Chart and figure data
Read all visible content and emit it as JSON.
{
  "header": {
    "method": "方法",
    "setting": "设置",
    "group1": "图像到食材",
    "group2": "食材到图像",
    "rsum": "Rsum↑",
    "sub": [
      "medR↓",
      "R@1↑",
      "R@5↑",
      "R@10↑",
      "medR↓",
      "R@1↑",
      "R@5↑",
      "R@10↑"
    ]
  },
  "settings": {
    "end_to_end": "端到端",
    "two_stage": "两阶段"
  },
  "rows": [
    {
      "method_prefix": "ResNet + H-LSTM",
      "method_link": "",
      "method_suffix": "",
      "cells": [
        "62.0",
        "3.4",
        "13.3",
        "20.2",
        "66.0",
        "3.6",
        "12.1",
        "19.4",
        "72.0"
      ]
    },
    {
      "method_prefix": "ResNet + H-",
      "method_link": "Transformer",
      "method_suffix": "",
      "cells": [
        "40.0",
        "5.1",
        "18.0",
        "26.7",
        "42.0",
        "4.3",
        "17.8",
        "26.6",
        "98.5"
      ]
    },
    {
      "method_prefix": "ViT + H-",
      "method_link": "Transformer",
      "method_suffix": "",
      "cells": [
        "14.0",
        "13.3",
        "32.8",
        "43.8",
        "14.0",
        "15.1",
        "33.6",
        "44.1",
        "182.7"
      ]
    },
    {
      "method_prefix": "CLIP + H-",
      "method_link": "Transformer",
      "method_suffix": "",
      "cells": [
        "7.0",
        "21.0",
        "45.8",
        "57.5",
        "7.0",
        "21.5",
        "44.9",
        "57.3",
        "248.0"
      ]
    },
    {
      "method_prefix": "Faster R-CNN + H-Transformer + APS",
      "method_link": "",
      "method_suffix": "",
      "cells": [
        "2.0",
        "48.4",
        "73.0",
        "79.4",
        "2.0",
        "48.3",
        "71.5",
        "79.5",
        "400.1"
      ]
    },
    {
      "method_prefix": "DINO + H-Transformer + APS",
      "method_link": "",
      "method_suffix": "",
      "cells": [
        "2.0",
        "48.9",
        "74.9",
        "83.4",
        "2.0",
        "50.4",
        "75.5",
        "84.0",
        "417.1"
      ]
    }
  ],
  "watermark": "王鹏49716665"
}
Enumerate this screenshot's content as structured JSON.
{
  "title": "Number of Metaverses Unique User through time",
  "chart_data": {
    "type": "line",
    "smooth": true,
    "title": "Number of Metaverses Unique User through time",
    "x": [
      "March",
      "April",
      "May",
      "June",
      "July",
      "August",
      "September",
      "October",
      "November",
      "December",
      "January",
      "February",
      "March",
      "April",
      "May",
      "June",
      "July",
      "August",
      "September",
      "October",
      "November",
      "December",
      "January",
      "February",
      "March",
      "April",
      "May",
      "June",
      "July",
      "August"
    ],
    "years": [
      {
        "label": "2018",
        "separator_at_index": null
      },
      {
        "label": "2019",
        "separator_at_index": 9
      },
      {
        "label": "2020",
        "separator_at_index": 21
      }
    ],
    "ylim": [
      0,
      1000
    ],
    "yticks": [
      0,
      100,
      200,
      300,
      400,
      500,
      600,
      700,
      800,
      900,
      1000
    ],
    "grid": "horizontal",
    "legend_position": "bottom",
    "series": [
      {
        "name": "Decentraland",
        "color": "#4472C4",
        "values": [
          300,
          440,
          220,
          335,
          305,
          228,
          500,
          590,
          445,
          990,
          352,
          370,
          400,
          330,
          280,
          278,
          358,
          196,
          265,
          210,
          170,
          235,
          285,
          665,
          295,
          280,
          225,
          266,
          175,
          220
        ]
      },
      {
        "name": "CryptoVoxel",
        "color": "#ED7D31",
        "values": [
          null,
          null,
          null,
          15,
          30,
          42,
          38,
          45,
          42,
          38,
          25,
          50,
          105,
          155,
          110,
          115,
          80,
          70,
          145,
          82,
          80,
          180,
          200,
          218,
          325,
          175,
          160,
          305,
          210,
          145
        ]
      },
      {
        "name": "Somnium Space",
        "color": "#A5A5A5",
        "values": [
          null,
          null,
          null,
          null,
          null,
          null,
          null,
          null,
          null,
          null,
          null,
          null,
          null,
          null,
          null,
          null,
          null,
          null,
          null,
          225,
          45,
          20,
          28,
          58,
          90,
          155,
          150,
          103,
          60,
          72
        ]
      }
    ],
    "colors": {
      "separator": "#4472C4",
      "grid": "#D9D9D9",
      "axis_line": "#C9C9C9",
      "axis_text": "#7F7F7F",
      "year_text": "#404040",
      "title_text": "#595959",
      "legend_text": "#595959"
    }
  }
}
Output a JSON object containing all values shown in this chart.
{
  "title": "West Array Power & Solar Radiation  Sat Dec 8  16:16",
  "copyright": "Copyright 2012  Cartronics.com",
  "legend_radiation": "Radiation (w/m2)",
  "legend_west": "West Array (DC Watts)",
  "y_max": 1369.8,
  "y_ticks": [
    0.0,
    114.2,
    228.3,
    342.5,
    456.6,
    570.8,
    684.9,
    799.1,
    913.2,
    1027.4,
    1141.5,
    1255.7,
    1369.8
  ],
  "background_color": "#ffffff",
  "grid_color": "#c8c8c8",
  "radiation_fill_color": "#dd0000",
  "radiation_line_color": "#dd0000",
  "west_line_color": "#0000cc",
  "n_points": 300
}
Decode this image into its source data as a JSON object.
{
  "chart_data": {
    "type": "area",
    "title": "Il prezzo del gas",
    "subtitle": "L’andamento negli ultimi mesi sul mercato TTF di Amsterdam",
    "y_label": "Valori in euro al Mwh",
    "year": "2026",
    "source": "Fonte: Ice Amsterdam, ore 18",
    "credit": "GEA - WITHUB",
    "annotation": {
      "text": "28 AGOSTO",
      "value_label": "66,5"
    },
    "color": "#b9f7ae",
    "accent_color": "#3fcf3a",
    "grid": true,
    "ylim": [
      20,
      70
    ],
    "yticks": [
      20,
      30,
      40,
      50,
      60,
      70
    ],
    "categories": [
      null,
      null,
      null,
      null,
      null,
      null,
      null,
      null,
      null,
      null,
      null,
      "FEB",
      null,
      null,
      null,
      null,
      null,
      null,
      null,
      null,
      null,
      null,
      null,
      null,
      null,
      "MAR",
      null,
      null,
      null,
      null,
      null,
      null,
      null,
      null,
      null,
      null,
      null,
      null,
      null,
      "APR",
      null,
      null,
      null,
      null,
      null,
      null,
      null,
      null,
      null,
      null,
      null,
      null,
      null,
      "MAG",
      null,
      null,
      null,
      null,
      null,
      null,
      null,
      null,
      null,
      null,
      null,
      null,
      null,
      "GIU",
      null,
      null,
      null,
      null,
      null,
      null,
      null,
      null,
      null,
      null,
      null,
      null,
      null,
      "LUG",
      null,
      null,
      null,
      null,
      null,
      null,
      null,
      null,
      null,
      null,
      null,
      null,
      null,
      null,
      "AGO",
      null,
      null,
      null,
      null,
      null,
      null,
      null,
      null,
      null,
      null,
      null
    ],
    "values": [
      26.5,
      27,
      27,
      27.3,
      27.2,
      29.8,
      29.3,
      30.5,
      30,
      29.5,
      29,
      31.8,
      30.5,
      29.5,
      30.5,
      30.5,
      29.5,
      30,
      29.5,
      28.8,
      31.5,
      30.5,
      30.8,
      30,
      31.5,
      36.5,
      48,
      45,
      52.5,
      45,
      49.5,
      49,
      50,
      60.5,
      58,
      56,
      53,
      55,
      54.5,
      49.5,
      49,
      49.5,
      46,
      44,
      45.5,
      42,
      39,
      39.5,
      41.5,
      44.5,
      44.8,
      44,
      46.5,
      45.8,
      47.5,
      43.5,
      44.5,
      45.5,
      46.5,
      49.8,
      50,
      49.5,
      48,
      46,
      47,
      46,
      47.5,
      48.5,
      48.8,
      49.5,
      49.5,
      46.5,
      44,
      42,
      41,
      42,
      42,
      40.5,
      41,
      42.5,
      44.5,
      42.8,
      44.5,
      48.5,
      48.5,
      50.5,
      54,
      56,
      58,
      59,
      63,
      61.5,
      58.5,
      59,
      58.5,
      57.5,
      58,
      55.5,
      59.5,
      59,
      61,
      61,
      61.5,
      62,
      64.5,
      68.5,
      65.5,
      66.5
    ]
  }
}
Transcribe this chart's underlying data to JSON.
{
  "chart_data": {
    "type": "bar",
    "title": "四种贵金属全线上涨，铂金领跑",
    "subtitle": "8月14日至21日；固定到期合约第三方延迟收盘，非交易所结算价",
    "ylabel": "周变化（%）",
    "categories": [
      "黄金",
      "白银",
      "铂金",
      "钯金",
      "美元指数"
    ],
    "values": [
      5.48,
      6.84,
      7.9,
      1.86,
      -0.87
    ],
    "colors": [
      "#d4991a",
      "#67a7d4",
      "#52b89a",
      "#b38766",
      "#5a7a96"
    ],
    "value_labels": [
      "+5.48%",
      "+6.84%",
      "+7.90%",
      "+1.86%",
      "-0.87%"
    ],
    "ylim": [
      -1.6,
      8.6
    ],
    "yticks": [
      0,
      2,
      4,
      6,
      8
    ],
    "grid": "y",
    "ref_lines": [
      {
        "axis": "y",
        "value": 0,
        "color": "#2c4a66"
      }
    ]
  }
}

PROBLEM TO SOLVE
Set out exactly the run of lines that begins at the line holding "Transcribe this chart's" and ends at the last line of the data.

FINAL ANSWER
Transcribe this chart's underlying data to JSON.
{
  "chart_data": {
    "type": "bar",
    "title": "四种贵金属全线上涨，铂金领跑",
    "subtitle": "8月14日至21日；固定到期合约第三方延迟收盘，非交易所结算价",
    "ylabel": "周变化（%）",
    "categories": [
      "黄金",
      "白银",
      "铂金",
      "钯金",
      "美元指数"
    ],
    "values": [
      5.48,
      6.84,
      7.9,
      1.86,
      -0.87
    ],
    "colors": [
      "#d4991a",
      "#67a7d4",
      "#52b89a",
      "#b38766",
      "#5a7a96"
    ],
    "value_labels": [
      "+5.48%",
      "+6.84%",
      "+7.90%",
      "+1.86%",
      "-0.87%"
    ],
    "ylim": [
      -1.6,
      8.6
    ],
    "yticks": [
      0,
      2,
      4,
      6,
      8
    ],
    "grid": "y",
    "ref_lines": [
      {
        "axis": "y",
        "value": 0,
        "color": "#2c4a66"
      }
    ]
  }
}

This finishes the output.